Исходный текст:
Этот доклад, столь мудрый, беспристрастный, был награжден громкими рукоплесканиями. Все одобряли выражаемые в нем чувства; желательно было бы, чтобы все могли проникнуться ими. Ленде, прочитав доклад, предложил ряд декретов, которые были встречены так же тепло, как доклад, и немедленно приняты.
Первым декретом Комитету общественной безопасности и представителям, находившимся в командировках, поручалось рассматривать жалобы торговцев, земледельцев, ремесленников, граждан, имеющих сыновей в армии, либо родственников в заключении. Другим декретом муниципалитеты и секционные комитеты обязывались мотивировать свой отказ в случаях, когда не выдавали свидетельства о гражданской благонадежности. Третьим декретом повелевалось составить нравоучительное увещание с целью опять пробудить в народе стремление к труду и просветить граждан по поводу главнейших событий Революции. Четвертым постановлялось представить проект Высшей нормальной школы (Ecole normale superieure).
Наконец, к этим декретам присоединялись и другие, которые комитетам финансов и торговли повелевалось рассмотреть безотлагательно:
1) О выгоде свободного вывоза предметов роскоши с условием ввозить во Францию товары всякого рода на соответствующую сумму;
2) О выгоде свободного вывоза излишков предметов первой необходимости с условием ввозить взамен другие предметы;
3) О наиболее выгодных средствах вновь пустить в обращение товары, назначавшиеся непокорным общинам и потому остановленные;
4) Наконец, о жалобах негоциантов, которые в силу закона о секвестре были обязаны вносить в окружные кассы суммы для иностранцев, граждан враждебных Франции стран.
Ясно, что эти декреты давали некоторое удовлетворение лицам, которые жаловались на гонения, и содержали в себе некоторые меры, могущие улучшить положение торговли. Лишь якобинская партия не дождалась декрета в свою пользу; впрочем, она в таковом и не нуждалась: она не подвергалась ни гонениям, ни тюремному заключению, а только лишалась власти, следовательно, не имела права на удовлетворение.
Умы как будто поуспокоились. На следующий день, в пятую санкюлотиду и последний день года II (21 сентября 1794 года) праздновали давно уже назначенное торжество – перенос праха Марата в Пантеон на место изгоняемого оттуда праха Мирабо. Это торжество уже не согласовалось с общим настроением: Марат уже не считался настолько святым, а Мирабо – настолько преступником. Но, чтобы не испугать монтаньяров и избежать внешних признаков слишком скорой реакции, празднество не отменили. В назначенный день останки Марата были с пышностью отнесены в Пантеон, а останки Мирабо – вынесены в одну из боковых дверей.
Так власть, отнятая у якобинцев, перешла в руки последователей Дантона, Камилла Демулена, словом, снисходительных, превратившихся в термидорианцев. И между тем эти снисходительные, стараясь исправить зло, причиненное революцией, освобождая подозрительных и пробуя возвратить хоть какую-то свободу торговле, всё еще с некоторым подобострастием относились к Горе и ставили Марата на место, отнятое у Мирабо!

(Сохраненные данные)
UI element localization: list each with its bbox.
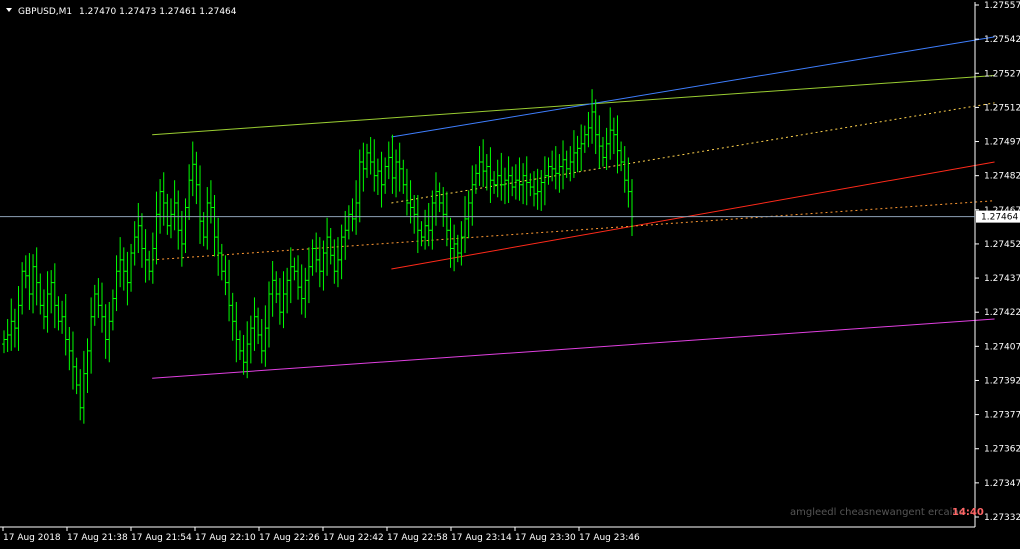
y-tick-label: 1.27497 — [984, 138, 1020, 148]
price-chart[interactable]: 1.27557 1.27542 1.27527 1.27512 1.27497 1.274… — [0, 0, 1020, 549]
y-tick-label: 1.27452 — [984, 240, 1020, 250]
x-tick-label: 17 Aug 21:38 — [67, 533, 128, 543]
x-tick-label: 17 Aug 22:42 — [323, 533, 384, 543]
x-tick-label: 17 Aug 22:58 — [387, 533, 448, 543]
x-tick-label: 17 Aug 22:26 — [259, 533, 320, 543]
chart-title: GBPUSD,M1 1.27470 1.27473 1.27461 1.2746… — [18, 7, 237, 17]
y-tick-label: 1.27392 — [984, 376, 1020, 386]
x-tick-label: 17 Aug 23:46 — [579, 533, 640, 543]
y-tick-label: 1.27422 — [984, 308, 1020, 318]
y-tick-label: 1.27437 — [984, 274, 1020, 284]
x-tick-label: 17 Aug 22:10 — [195, 533, 256, 543]
y-tick-label: 1.27482 — [984, 172, 1020, 182]
watermark-time: 14:40 — [952, 507, 984, 518]
watermark-text: amgleedl cheasnewangent ercaiad — [790, 507, 965, 518]
x-tick-label: 17 Aug 21:54 — [131, 533, 192, 543]
y-tick-label: 1.27527 — [984, 69, 1020, 79]
y-tick-label: 1.27347 — [984, 479, 1020, 489]
ohlc-values: 1.27470 1.27473 1.27461 1.27464 — [79, 7, 237, 17]
current-price-label: 1.27464 — [981, 213, 1018, 223]
y-tick-label: 1.27542 — [984, 35, 1020, 45]
x-tick-label: 17 Aug 23:30 — [515, 533, 576, 543]
y-tick-label: 1.27557 — [984, 1, 1020, 11]
symbol-label: GBPUSD,M1 — [18, 7, 72, 17]
y-tick-label: 1.27377 — [984, 411, 1020, 421]
y-tick-label: 1.27407 — [984, 342, 1020, 352]
y-tick-label: 1.27332 — [984, 513, 1020, 523]
y-tick-label: 1.27512 — [984, 103, 1020, 113]
y-tick-label: 1.27362 — [984, 445, 1020, 455]
x-tick-label: 17 Aug 2018 — [3, 533, 61, 543]
x-tick-label: 17 Aug 23:14 — [451, 533, 512, 543]
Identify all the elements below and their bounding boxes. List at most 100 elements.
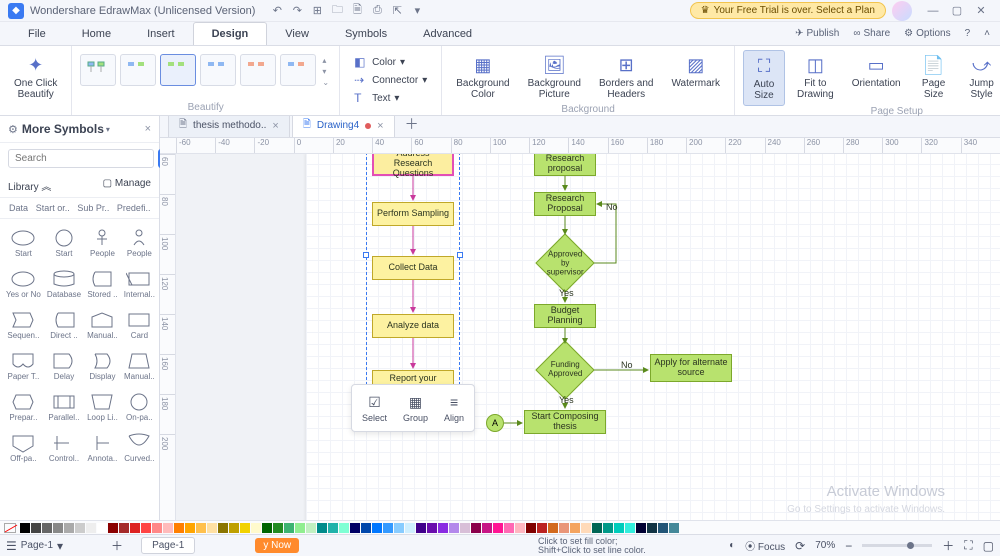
color-swatch[interactable] [636, 523, 646, 533]
color-swatch[interactable] [383, 523, 393, 533]
color-swatch[interactable] [262, 523, 272, 533]
text-dropdown[interactable]: TText ▾ [352, 90, 429, 106]
shape-item[interactable]: Direct .. [45, 305, 83, 344]
color-swatch[interactable] [185, 523, 195, 533]
style-more-icon[interactable]: ⌄ [322, 78, 329, 87]
color-swatch[interactable] [625, 523, 635, 533]
node-analyze-data[interactable]: Analyze data [372, 314, 454, 338]
close-icon[interactable]: ✕ [970, 3, 992, 19]
borders-headers-button[interactable]: ⊞Borders and Headers [593, 50, 659, 104]
color-swatch[interactable] [581, 523, 591, 533]
color-swatch[interactable] [592, 523, 602, 533]
color-swatch[interactable] [152, 523, 162, 533]
color-swatch[interactable] [658, 523, 668, 533]
color-swatch[interactable] [449, 523, 459, 533]
shape-item[interactable]: Control.. [45, 428, 83, 467]
shape-item[interactable]: Annota.. [85, 428, 120, 467]
color-swatch[interactable] [427, 523, 437, 533]
shape-item[interactable]: Loop Li.. [85, 387, 120, 426]
shape-item[interactable]: Paper T.. [4, 346, 43, 385]
color-swatch[interactable] [97, 523, 107, 533]
color-swatch[interactable] [537, 523, 547, 533]
manage-button[interactable]: ▢ Manage [103, 178, 151, 193]
color-swatch[interactable] [141, 523, 151, 533]
color-swatch[interactable] [405, 523, 415, 533]
color-swatch[interactable] [559, 523, 569, 533]
color-swatch[interactable] [372, 523, 382, 533]
gear-icon[interactable]: ⚙ [8, 123, 18, 136]
menu-file[interactable]: File [10, 22, 64, 45]
focus-button[interactable]: ⦿ Focus [745, 538, 785, 553]
watermark-button[interactable]: ▨Watermark [665, 50, 726, 93]
shape-item[interactable]: Prepar.. [4, 387, 43, 426]
panel-close-icon[interactable]: × [145, 123, 151, 135]
align-button[interactable]: ≡Align [438, 389, 470, 427]
color-swatch[interactable] [229, 523, 239, 533]
color-swatch[interactable] [119, 523, 129, 533]
color-swatch[interactable] [493, 523, 503, 533]
menu-design[interactable]: Design [193, 22, 268, 45]
print-icon[interactable]: ⎙ [369, 3, 385, 19]
fit-page-icon[interactable]: ⛶ [964, 538, 972, 553]
menu-symbols[interactable]: Symbols [327, 22, 405, 45]
zoom-out-icon[interactable]: − [845, 539, 852, 553]
node-approved-supervisor[interactable]: Approved by supervisor [535, 233, 594, 292]
shape-item[interactable]: Database [45, 264, 83, 303]
color-swatch[interactable] [482, 523, 492, 533]
beautify-style-4[interactable] [200, 54, 236, 86]
new-icon[interactable]: ⊞ [309, 3, 325, 19]
selection-handle[interactable] [363, 252, 369, 258]
node-funding-approved[interactable]: Funding Approved [535, 340, 594, 399]
page-tab[interactable]: Page-1 [141, 537, 195, 554]
shape-item[interactable]: Start [4, 223, 43, 262]
shape-item[interactable]: People [122, 223, 157, 262]
color-swatch[interactable] [317, 523, 327, 533]
save-icon[interactable]: 🗎 [349, 3, 365, 19]
user-avatar[interactable] [892, 1, 912, 21]
doc-tab-thesis[interactable]: 🗎 thesis methodo.. × [168, 116, 290, 137]
shape-item[interactable]: Display [85, 346, 120, 385]
beautify-style-2[interactable] [120, 54, 156, 86]
shape-item[interactable]: Curved.. [122, 428, 157, 467]
tab-close-icon[interactable]: × [377, 120, 383, 132]
select-tool-button[interactable]: ☑Select [356, 389, 393, 427]
color-swatch[interactable] [416, 523, 426, 533]
color-swatch[interactable] [130, 523, 140, 533]
publish-button[interactable]: ✈ Publish [795, 28, 839, 39]
color-swatch[interactable] [218, 523, 228, 533]
tab-predefined[interactable]: Predefi.. [114, 201, 153, 215]
shape-item[interactable]: Manual.. [122, 346, 157, 385]
color-swatch[interactable] [460, 523, 470, 533]
tab-close-icon[interactable]: × [272, 120, 278, 132]
shape-item[interactable]: People [85, 223, 120, 262]
selection-handle[interactable] [457, 252, 463, 258]
style-scroll-up-icon[interactable]: ▴ [322, 56, 329, 65]
shape-item[interactable]: Parallel.. [45, 387, 83, 426]
canvas[interactable]: Address Research Questions Perform Sampl… [176, 154, 1000, 520]
color-swatch[interactable] [526, 523, 536, 533]
menu-view[interactable]: View [267, 22, 327, 45]
fit-to-drawing-button[interactable]: ◫Fit to Drawing [791, 50, 840, 104]
buy-now-button[interactable]: y Now [255, 538, 299, 553]
color-swatch[interactable] [251, 523, 261, 533]
color-swatch[interactable] [339, 523, 349, 533]
options-button[interactable]: ⚙ Options [904, 28, 950, 39]
trial-banner[interactable]: ♛ Your Free Trial is over. Select a Plan [690, 2, 886, 19]
shape-item[interactable]: Card [122, 305, 157, 344]
zoom-slider[interactable] [862, 544, 932, 547]
auto-size-button[interactable]: ⛶Auto Size [743, 50, 785, 106]
node-apply-alternate[interactable]: Apply for alternate source [650, 354, 732, 382]
color-swatch[interactable] [64, 523, 74, 533]
color-swatch[interactable] [75, 523, 85, 533]
color-swatch[interactable] [196, 523, 206, 533]
share-button[interactable]: ∞ Share [853, 28, 890, 39]
menu-insert[interactable]: Insert [129, 22, 193, 45]
node-start-composing[interactable]: Start Composing thesis [524, 410, 606, 434]
color-swatch[interactable] [20, 523, 30, 533]
beautify-style-6[interactable] [280, 54, 316, 86]
connector-dropdown[interactable]: ⇢Connector ▾ [352, 72, 429, 88]
color-swatch[interactable] [548, 523, 558, 533]
tab-subprocess[interactable]: Sub Pr.. [74, 201, 112, 215]
color-swatch[interactable] [42, 523, 52, 533]
node-perform-sampling[interactable]: Perform Sampling [372, 202, 454, 226]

Задание A:
Перепишите дословно часть исходного текста: всё начиная с «Так власть, отнятая» и вниз до «отнятое у Мирабо!».
Задание B:
Почему, согласно исходному тексту, празднество переноса праха Марата в Пантеон не отменили, хотя оно уже не согласовалось с общим настроением? Ответьте в одном–трех предложениях.
Задание C:
Перечислите по исходному тексту всех, чьи жалобы первый декрет поручал рассматривать Комитету общественной безопасности и представителям в командировках.

Полный ответ A:
Так власть, отнятая у якобинцев, перешла в руки последователей Дантона, Камилла Демулена, словом, снисходительных, превратившихся в термидорианцев. И между тем эти снисходительные, стараясь исправить зло, причиненное революцией, освобождая подозрительных и пробуя возвратить хоть какую-то свободу торговле, всё еще с некоторым подобострастием относились к Горе и ставили Марата на место, отнятое у Мирабо!

Полный ответ B:
Празднество не отменили, чтобы не испугать монтаньяров и избежать внешних признаков слишком скорой реакции.

Полный ответ C:
- торговцы
- земледельцы
- ремесленники
- граждане, имеющие сыновей в армии
- граждане, имеющие родственников в заключении